> **LESETEXT**:

====================

Laut neueren Forschungsergebnissen und entgegen früheren Annahmen sollten sich Thorium-Reaktoren sogar sehr gut zur Produktion von Waffenmaterial eignen. Einige Experten haben deshalb schon vor ihrer Entwicklung gewarnt.

Wie es um die künftige Entwicklung von Thorium-Reaktoren bestellt ist, lässt sich schwer abschätzen. Klar ist: Die Entwicklung entsprechender Reaktortypen wird noch sehr viel Geld kosten. Gibt es sie aber einmal, würde die Beschaffung von Nuklearwaffen gerade in den politisch und gesellschaftlich weniger stabilen Teilen unseres Planeten nochmals stark vereinfacht. Dagegen ließe sich wohl nur wenig ausrichten. Selbst die heute etablierten Verfahren zur nuklearen Rüstungskontrolle konnten nicht verhindern, dass Nordkorea mittlerweile in den Kreis der Atommächte aufgestiegen ist und dass der Iran dies relativ schnell schaffen könnte, wenn er sich denn dazu entschiede. Vielen Ländern, insbesondere den USA als globaler Ordnungsmacht, dürften diese Aussichten große Sorge bereiten.

====================

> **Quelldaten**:
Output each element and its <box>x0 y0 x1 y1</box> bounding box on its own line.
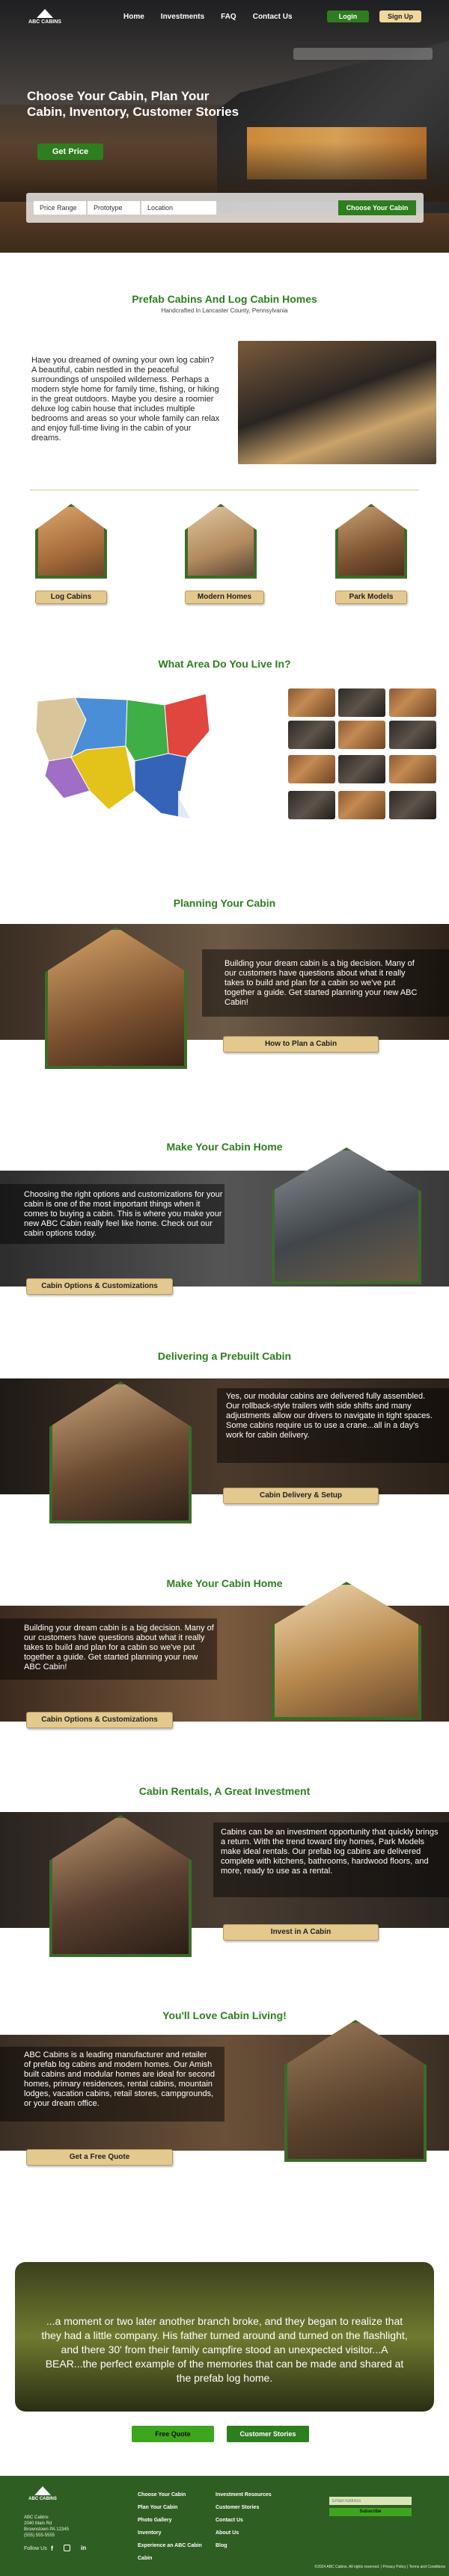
testimonial-quote: ...a moment or two later another branch … <box>41 2315 408 2384</box>
rentals-heading: Cabin Rentals, A Great Investment <box>138 1785 311 1797</box>
linkedin-icon[interactable]: in <box>81 2545 86 2552</box>
gallery-thumbnail[interactable] <box>389 688 436 717</box>
prebuilt-body: Yes, our modular cabins are delivered fu… <box>226 1392 433 1440</box>
follow-us-label: Follow Us <box>24 2546 47 2551</box>
map-region-midwest[interactable] <box>125 699 169 762</box>
intro-heading: Prefab Cabins And Log Cabin Homes <box>132 293 317 305</box>
footer-link[interactable]: Investment Resources <box>216 2489 272 2501</box>
footer-link[interactable]: Experience an ABC Cabin <box>138 2539 202 2552</box>
gallery-thumbnail[interactable] <box>338 755 385 783</box>
gallery-thumbnail[interactable] <box>389 755 436 783</box>
log-cabins-image[interactable] <box>35 504 107 579</box>
search-input[interactable] <box>293 49 433 62</box>
make2-cabin-image <box>272 1582 421 1720</box>
location-select[interactable]: Location <box>141 201 216 215</box>
intro-body: Have you dreamed of owning your own log … <box>31 356 220 443</box>
map-legend <box>178 791 216 819</box>
make-heading: Make Your Cabin Home <box>166 1141 283 1153</box>
price-range-select[interactable]: Price Range <box>34 201 86 215</box>
love-heading: You'll Love Cabin Living! <box>162 2009 287 2021</box>
logo[interactable]: ABC CABINS <box>22 8 67 25</box>
footer-link[interactable]: Cabin <box>138 2552 202 2565</box>
email-field[interactable] <box>329 2497 412 2505</box>
modern-homes-image[interactable] <box>185 504 257 579</box>
gallery-thumbnail[interactable] <box>338 791 385 819</box>
search-bar[interactable] <box>293 48 433 62</box>
cabin-logo-icon <box>37 8 53 18</box>
nav-link-contact[interactable]: Contact Us <box>253 13 293 21</box>
planning-body: Building your dream cabin is a big decis… <box>224 959 418 1007</box>
map-region-northeast[interactable] <box>164 693 210 758</box>
footer-links-1: Choose Your Cabin Plan Your Cabin Photo … <box>138 2489 202 2565</box>
free-quote-button[interactable]: Get a Free Quote <box>26 2149 173 2166</box>
footer-link[interactable]: Photo Gallery <box>138 2514 202 2527</box>
copyright: ©2024 ABC Cabins. All rights reserved. |… <box>314 2565 445 2569</box>
login-button[interactable]: Login <box>327 10 369 22</box>
gallery-thumbnail[interactable] <box>288 755 335 783</box>
prototype-select[interactable]: Prototype <box>88 201 140 215</box>
footer-link[interactable]: Contact Us <box>216 2514 272 2527</box>
footer: ABC CABINS ABC Cabins 2040 Main Rd Brown… <box>0 2476 449 2576</box>
cabin-delivery-button[interactable]: Cabin Delivery & Setup <box>223 1488 379 1504</box>
nav-link-investments[interactable]: Investments <box>161 13 204 21</box>
gallery-thumbnail[interactable] <box>338 688 385 717</box>
cabin-options-button-2[interactable]: Cabin Options & Customizations <box>26 1712 173 1728</box>
nav-link-home[interactable]: Home <box>123 13 144 21</box>
gallery-thumbnail[interactable] <box>338 721 385 749</box>
footer-link[interactable]: Plan Your Cabin <box>138 2501 202 2514</box>
park-models-button[interactable]: Park Models <box>335 591 407 604</box>
gallery-thumbnail[interactable] <box>389 791 436 819</box>
free-quote-cta[interactable]: Free Quote <box>132 2426 214 2442</box>
choose-cabin-button[interactable]: Choose Your Cabin <box>338 200 416 215</box>
make2-heading: Make Your Cabin Home <box>166 1577 283 1589</box>
us-map[interactable] <box>30 686 217 821</box>
gallery-thumbnail[interactable] <box>288 688 335 717</box>
plan-cabin-button[interactable]: How to Plan a Cabin <box>223 1036 379 1053</box>
intro-subheading: Handcrafted In Lancaster County, Pennsyl… <box>161 307 288 314</box>
customer-stories-cta[interactable]: Customer Stories <box>227 2426 309 2442</box>
footer-links-2: Investment Resources Customer Stories Co… <box>216 2489 272 2552</box>
make2-body: Building your dream cabin is a big decis… <box>24 1624 214 1671</box>
love-body: ABC Cabins is a leading manufacturer and… <box>24 2050 215 2108</box>
gallery-thumbnail[interactable] <box>389 721 436 749</box>
footer-logo[interactable]: ABC CABINS <box>24 2486 61 2501</box>
signup-button[interactable]: Sign Up <box>379 10 421 22</box>
make-cabin-image <box>272 1147 421 1284</box>
intro-cabin-photo <box>238 341 436 464</box>
testimonial-card: ...a moment or two later another branch … <box>15 2262 434 2412</box>
park-models-image[interactable] <box>335 504 407 579</box>
nav-links: Home Investments FAQ Contact Us <box>123 13 293 21</box>
hero-title: Choose Your Cabin, Plan Your Cabin, Inve… <box>27 89 239 119</box>
footer-link[interactable]: About Us <box>216 2527 272 2539</box>
gallery-thumbnail[interactable] <box>288 791 335 819</box>
get-price-button[interactable]: Get Price <box>37 144 103 160</box>
cabin-options-button[interactable]: Cabin Options & Customizations <box>26 1278 173 1295</box>
make-body: Choosing the right options and customiza… <box>24 1190 223 1238</box>
log-cabins-button[interactable]: Log Cabins <box>35 591 107 604</box>
rentals-body: Cabins can be an investment opportunity … <box>221 1828 439 1876</box>
footer-link[interactable]: Inventory <box>138 2527 202 2539</box>
footer-link[interactable]: Blog <box>216 2539 272 2552</box>
planning-heading: Planning Your Cabin <box>173 897 276 909</box>
instagram-icon[interactable] <box>64 2545 70 2551</box>
filter-bar: Price Range Prototype Location Choose Yo… <box>26 193 424 223</box>
footer-link[interactable]: Customer Stories <box>216 2501 272 2514</box>
nav-link-faq[interactable]: FAQ <box>221 13 236 21</box>
gallery-thumbnail[interactable] <box>288 721 335 749</box>
invest-cabin-button[interactable]: Invest in A Cabin <box>223 1924 379 1941</box>
facebook-icon[interactable]: f <box>51 2545 53 2552</box>
subscribe-button[interactable]: Subscribe <box>329 2508 412 2516</box>
prebuilt-heading: Delivering a Prebuilt Cabin <box>157 1350 292 1362</box>
area-heading: What Area Do You Live In? <box>158 658 291 670</box>
page: { "nav": { "logo": "ABC CABINS", "links"… <box>0 0 449 2576</box>
footer-address: ABC Cabins 2040 Main Rd Brownstown PA 12… <box>24 2515 69 2538</box>
cabin-logo-icon <box>34 2486 51 2495</box>
footer-link[interactable]: Choose Your Cabin <box>138 2489 202 2501</box>
modern-homes-button[interactable]: Modern Homes <box>185 591 264 604</box>
hero-section: ABC CABINS Home Investments FAQ Contact … <box>0 0 449 253</box>
social-links: f in <box>51 2545 86 2552</box>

====================

> **AUFGABE A**:
Stimmen die folgenden Aussagen mit dem Text über Thorium-Reaktoren überein? Antworte zu jeder mit Ja oder Nein und belege dies mit einem wörtlichen Zitat aus dem Text.
(i) Nach neueren Forschungsergebnissen eignen sich Thorium-Reaktoren sehr gut zur Produktion von Waffenmaterial.
(ii) Die Entwicklung entsprechender Reaktortypen wird nur wenig Geld kosten.
(iii) Nordkorea gehört inzwischen zu den Atommächten.
> **AUFGABE B**: Gib aus dem Text über Thorium-Reaktoren den Abschnitt wortgetreu wieder, der mit "Wie es um die" beginnt und mit "große Sorge bereiten." endet.

> **LÖSUNG A**:
(i) Ja: „Laut neueren Forschungsergebnissen und entgegen früheren Annahmen sollten sich Thorium-Reaktoren sogar sehr gut zur Produktion von Waffenmaterial eignen.“
(ii) Nein: „Die Entwicklung entsprechender Reaktortypen wird noch sehr viel Geld kosten.“
(iii) Ja: „dass Nordkorea mittlerweile in den Kreis der Atommächte aufgestiegen ist“

> **LÖSUNG B**:
Wie es um die künftige Entwicklung von Thorium-Reaktoren bestellt ist, lässt sich schwer abschätzen. Klar ist: Die Entwicklung entsprechender Reaktortypen wird noch sehr viel Geld kosten. Gibt es sie aber einmal, würde die Beschaffung von Nuklearwaffen gerade in den politisch und gesellschaftlich weniger stabilen Teilen unseres Planeten nochmals stark vereinfacht. Dagegen ließe sich wohl nur wenig ausrichten. Selbst die heute etablierten Verfahren zur nuklearen Rüstungskontrolle konnten nicht verhindern, dass Nordkorea mittlerweile in den Kreis der Atommächte aufgestiegen ist und dass der Iran dies relativ schnell schaffen könnte, wenn er sich denn dazu entschiede. Vielen Ländern, insbesondere den USA als globaler Ordnungsmacht, dürften diese Aussichten große Sorge bereiten.